AVAILABLE DATA:
_____
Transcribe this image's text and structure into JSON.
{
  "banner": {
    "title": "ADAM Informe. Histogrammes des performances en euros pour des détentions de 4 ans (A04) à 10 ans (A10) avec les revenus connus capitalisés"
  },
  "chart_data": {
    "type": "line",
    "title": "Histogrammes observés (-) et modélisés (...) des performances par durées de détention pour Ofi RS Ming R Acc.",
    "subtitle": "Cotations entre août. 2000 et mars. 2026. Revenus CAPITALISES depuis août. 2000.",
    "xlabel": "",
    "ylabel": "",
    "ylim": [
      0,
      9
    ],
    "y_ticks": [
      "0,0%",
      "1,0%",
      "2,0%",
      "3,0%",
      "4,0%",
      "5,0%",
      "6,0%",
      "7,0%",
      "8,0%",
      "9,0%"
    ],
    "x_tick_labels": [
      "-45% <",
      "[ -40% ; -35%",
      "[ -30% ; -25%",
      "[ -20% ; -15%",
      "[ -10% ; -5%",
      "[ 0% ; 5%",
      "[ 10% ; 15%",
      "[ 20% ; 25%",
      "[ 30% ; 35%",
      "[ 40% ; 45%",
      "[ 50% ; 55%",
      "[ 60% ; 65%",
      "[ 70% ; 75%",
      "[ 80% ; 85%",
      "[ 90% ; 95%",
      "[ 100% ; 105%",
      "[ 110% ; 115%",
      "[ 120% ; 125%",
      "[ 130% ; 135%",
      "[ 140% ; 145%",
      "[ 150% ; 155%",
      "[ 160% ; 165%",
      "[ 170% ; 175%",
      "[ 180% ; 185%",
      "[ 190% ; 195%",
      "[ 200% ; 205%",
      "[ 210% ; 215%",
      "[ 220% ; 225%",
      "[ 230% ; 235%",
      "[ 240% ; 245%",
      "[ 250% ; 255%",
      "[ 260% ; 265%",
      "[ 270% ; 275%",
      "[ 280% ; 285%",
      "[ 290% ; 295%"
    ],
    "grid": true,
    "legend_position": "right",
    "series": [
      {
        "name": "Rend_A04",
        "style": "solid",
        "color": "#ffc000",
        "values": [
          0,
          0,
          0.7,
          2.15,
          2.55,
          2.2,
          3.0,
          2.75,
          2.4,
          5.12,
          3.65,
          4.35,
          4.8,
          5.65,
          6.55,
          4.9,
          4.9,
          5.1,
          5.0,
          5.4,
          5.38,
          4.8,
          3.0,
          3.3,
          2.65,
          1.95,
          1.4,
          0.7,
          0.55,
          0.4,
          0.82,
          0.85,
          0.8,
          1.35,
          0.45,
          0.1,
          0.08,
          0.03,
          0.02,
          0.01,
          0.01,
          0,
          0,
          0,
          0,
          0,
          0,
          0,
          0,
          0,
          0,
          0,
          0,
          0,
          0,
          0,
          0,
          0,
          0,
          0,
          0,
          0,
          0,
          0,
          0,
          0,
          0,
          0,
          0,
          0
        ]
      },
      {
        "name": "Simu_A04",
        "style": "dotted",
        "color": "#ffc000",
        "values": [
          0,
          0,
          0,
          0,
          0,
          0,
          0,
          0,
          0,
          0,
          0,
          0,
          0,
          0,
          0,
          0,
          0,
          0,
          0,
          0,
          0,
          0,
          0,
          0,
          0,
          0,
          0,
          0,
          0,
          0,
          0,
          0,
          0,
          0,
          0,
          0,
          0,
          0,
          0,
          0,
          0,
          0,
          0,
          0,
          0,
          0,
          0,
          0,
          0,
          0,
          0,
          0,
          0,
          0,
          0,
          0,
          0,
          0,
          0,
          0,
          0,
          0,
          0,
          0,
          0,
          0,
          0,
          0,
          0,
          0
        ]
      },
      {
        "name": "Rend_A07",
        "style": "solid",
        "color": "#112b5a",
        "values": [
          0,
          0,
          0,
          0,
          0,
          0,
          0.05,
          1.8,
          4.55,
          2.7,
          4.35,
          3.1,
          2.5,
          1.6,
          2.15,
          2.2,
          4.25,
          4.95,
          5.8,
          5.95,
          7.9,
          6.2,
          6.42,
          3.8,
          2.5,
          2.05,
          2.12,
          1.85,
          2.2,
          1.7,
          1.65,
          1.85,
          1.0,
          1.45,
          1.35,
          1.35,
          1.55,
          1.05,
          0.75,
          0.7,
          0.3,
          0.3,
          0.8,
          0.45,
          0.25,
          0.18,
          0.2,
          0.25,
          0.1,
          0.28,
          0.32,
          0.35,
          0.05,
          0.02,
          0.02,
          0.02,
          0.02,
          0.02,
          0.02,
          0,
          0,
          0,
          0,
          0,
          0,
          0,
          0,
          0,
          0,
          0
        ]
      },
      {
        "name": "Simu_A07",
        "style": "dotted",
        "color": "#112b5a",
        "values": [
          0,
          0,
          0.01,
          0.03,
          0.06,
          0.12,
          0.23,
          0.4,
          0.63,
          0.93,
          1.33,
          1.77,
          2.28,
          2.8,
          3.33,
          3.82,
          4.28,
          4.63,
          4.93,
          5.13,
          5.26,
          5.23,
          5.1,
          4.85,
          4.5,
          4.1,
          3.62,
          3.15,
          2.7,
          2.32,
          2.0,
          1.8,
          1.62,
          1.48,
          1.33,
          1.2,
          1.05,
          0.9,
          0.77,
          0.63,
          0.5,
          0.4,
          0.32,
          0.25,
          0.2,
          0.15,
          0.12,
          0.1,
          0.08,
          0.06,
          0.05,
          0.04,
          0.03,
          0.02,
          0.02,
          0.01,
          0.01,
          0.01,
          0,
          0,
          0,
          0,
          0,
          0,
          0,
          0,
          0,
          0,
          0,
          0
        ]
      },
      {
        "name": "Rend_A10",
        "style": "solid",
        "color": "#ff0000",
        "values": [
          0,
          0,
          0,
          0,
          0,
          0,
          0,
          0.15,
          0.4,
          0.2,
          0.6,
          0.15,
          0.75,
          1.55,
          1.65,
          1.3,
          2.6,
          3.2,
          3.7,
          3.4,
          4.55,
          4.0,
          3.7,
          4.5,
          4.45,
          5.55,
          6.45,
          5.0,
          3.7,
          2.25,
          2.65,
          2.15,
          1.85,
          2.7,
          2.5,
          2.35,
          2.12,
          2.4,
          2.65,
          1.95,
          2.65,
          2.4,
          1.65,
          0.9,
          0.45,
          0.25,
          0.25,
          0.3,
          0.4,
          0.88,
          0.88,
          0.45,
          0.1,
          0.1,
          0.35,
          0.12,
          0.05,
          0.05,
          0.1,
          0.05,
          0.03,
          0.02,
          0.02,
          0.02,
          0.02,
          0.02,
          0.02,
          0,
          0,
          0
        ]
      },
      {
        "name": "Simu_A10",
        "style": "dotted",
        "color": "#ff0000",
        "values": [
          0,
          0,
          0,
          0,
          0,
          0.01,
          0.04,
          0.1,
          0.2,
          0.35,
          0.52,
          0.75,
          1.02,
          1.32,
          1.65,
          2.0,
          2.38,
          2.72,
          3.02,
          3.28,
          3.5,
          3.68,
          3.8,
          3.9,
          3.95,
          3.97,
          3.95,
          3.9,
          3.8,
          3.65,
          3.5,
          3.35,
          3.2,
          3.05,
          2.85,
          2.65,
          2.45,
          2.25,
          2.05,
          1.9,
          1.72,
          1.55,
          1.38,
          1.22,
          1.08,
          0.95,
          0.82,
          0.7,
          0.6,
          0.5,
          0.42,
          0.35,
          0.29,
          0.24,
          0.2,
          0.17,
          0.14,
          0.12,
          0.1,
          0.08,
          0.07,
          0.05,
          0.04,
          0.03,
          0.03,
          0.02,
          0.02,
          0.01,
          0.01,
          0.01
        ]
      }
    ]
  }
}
_____
TASK STATEMENT: From the entries above, collect every line with the string "pour" in it.

WRITTEN REPLY:
    "title": "ADAM Informe. Histogrammes des performances en euros pour des détentions de 4 ans (A04) à 10 ans (A10) avec les revenus connus capitalisés"
    "title": "Histogrammes observés (-) et modélisés (...) des performances par durées de détention pour Ofi RS Ming R Acc.",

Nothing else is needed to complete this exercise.